### Exercise details
Transcribe all the records with complete accuracy.

### Exercise input

--- Start ---

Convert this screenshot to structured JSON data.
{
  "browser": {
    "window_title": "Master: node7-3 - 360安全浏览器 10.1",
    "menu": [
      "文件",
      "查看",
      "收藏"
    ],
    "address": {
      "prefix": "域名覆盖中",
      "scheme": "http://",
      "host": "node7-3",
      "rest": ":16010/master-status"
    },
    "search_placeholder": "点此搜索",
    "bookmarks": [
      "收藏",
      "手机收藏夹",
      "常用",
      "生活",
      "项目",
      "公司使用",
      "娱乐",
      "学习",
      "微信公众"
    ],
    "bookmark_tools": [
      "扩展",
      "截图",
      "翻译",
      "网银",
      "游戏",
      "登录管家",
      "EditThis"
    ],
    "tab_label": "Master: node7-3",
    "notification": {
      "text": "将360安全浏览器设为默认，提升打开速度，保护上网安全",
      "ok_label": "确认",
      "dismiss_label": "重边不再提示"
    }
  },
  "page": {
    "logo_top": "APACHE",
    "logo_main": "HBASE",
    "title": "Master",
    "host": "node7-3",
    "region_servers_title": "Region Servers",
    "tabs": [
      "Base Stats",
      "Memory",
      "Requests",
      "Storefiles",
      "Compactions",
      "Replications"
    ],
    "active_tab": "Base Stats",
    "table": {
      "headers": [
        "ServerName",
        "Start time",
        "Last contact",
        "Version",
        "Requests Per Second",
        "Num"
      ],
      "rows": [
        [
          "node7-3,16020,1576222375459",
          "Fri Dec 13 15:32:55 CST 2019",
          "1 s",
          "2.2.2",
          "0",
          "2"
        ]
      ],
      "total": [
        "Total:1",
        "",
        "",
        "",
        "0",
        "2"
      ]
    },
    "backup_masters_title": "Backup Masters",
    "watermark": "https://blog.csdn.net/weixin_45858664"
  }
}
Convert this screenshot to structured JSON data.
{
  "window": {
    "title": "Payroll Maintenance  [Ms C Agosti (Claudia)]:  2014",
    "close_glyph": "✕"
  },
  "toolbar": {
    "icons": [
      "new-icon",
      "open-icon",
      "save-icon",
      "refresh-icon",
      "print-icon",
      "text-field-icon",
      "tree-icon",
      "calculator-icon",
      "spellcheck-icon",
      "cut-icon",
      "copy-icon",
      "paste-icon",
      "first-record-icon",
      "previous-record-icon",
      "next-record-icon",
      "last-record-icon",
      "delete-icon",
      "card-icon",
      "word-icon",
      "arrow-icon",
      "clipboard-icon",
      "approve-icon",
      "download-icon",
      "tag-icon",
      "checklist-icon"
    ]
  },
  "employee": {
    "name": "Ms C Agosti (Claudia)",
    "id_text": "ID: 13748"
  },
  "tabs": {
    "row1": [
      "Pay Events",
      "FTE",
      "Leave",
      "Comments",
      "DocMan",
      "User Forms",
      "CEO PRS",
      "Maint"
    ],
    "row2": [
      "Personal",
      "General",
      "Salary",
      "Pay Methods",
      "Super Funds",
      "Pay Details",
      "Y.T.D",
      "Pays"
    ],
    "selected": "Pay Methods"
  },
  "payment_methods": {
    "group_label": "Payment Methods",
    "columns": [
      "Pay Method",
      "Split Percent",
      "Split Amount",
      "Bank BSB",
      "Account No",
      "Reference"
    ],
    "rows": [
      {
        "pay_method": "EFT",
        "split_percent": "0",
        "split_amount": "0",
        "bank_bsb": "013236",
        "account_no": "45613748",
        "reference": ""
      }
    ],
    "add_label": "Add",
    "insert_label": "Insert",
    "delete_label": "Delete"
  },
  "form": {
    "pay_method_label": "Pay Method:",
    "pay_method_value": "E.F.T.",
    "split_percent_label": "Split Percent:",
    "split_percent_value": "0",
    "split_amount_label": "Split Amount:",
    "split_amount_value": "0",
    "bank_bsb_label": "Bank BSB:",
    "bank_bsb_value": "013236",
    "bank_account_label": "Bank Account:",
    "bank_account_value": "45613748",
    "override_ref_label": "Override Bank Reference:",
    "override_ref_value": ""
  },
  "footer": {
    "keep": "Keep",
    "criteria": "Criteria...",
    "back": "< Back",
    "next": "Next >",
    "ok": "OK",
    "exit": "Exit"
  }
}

--- End ---

### Solution to this task
Convert this screenshot to structured JSON data.
{
  "browser": {
    "window_title": "Master: node7-3 - 360安全浏览器 10.1",
    "menu": [
      "文件",
      "查看",
      "收藏"
    ],
    "address": {
      "prefix": "域名覆盖中",
      "scheme": "http://",
      "host": "node7-3",
      "rest": ":16010/master-status"
    },
    "search_placeholder": "点此搜索",
    "bookmarks": [
      "收藏",
      "手机收藏夹",
      "常用",
      "生活",
      "项目",
      "公司使用",
      "娱乐",
      "学习",
      "微信公众"
    ],
    "bookmark_tools": [
      "扩展",
      "截图",
      "翻译",
      "网银",
      "游戏",
      "登录管家",
      "EditThis"
    ],
    "tab_label": "Master: node7-3",
    "notification": {
      "text": "将360安全浏览器设为默认，提升打开速度，保护上网安全",
      "ok_label": "确认",
      "dismiss_label": "重边不再提示"
    }
  },
  "page": {
    "logo_top": "APACHE",
    "logo_main": "HBASE",
    "title": "Master",
    "host": "node7-3",
    "region_servers_title": "Region Servers",
    "tabs": [
      "Base Stats",
      "Memory",
      "Requests",
      "Storefiles",
      "Compactions",
      "Replications"
    ],
    "active_tab": "Base Stats",
    "table": {
      "headers": [
        "ServerName",
        "Start time",
        "Last contact",
        "Version",
        "Requests Per Second",
        "Num"
      ],
      "rows": [
        [
          "node7-3,16020,1576222375459",
          "Fri Dec 13 15:32:55 CST 2019",
          "1 s",
          "2.2.2",
          "0",
          "2"
        ]
      ],
      "total": [
        "Total:1",
        "",
        "",
        "",
        "0",
        "2"
      ]
    },
    "backup_masters_title": "Backup Masters",
    "watermark": "https://blog.csdn.net/weixin_45858664"
  }
}
Convert this screenshot to structured JSON data.
{
  "window": {
    "title": "Payroll Maintenance  [Ms C Agosti (Claudia)]:  2014",
    "close_glyph": "✕"
  },
  "toolbar": {
    "icons": [
      "new-icon",
      "open-icon",
      "save-icon",
      "refresh-icon",
      "print-icon",
      "text-field-icon",
      "tree-icon",
      "calculator-icon",
      "spellcheck-icon",
      "cut-icon",
      "copy-icon",
      "paste-icon",
      "first-record-icon",
      "previous-record-icon",
      "next-record-icon",
      "last-record-icon",
      "delete-icon",
      "card-icon",
      "word-icon",
      "arrow-icon",
      "clipboard-icon",
      "approve-icon",
      "download-icon",
      "tag-icon",
      "checklist-icon"
    ]
  },
  "employee": {
    "name": "Ms C Agosti (Claudia)",
    "id_text": "ID: 13748"
  },
  "tabs": {
    "row1": [
      "Pay Events",
      "FTE",
      "Leave",
      "Comments",
      "DocMan",
      "User Forms",
      "CEO PRS",
      "Maint"
    ],
    "row2": [
      "Personal",
      "General",
      "Salary",
      "Pay Methods",
      "Super Funds",
      "Pay Details",
      "Y.T.D",
      "Pays"
    ],
    "selected": "Pay Methods"
  },
  "payment_methods": {
    "group_label": "Payment Methods",
    "columns": [
      "Pay Method",
      "Split Percent",
      "Split Amount",
      "Bank BSB",
      "Account No",
      "Reference"
    ],
    "rows": [
      {
        "pay_method": "EFT",
        "split_percent": "0",
        "split_amount": "0",
        "bank_bsb": "013236",
        "account_no": "45613748",
        "reference": ""
      }
    ],
    "add_label": "Add",
    "insert_label": "Insert",
    "delete_label": "Delete"
  },
  "form": {
    "pay_method_label": "Pay Method:",
    "pay_method_value": "E.F.T.",
    "split_percent_label": "Split Percent:",
    "split_percent_value": "0",
    "split_amount_label": "Split Amount:",
    "split_amount_value": "0",
    "bank_bsb_label": "Bank BSB:",
    "bank_bsb_value": "013236",
    "bank_account_label": "Bank Account:",
    "bank_account_value": "45613748",
    "override_ref_label": "Override Bank Reference:",
    "override_ref_value": ""
  },
  "footer": {
    "keep": "Keep",
    "criteria": "Criteria...",
    "back": "< Back",
    "next": "Next >",
    "ok": "OK",
    "exit": "Exit"
  }
}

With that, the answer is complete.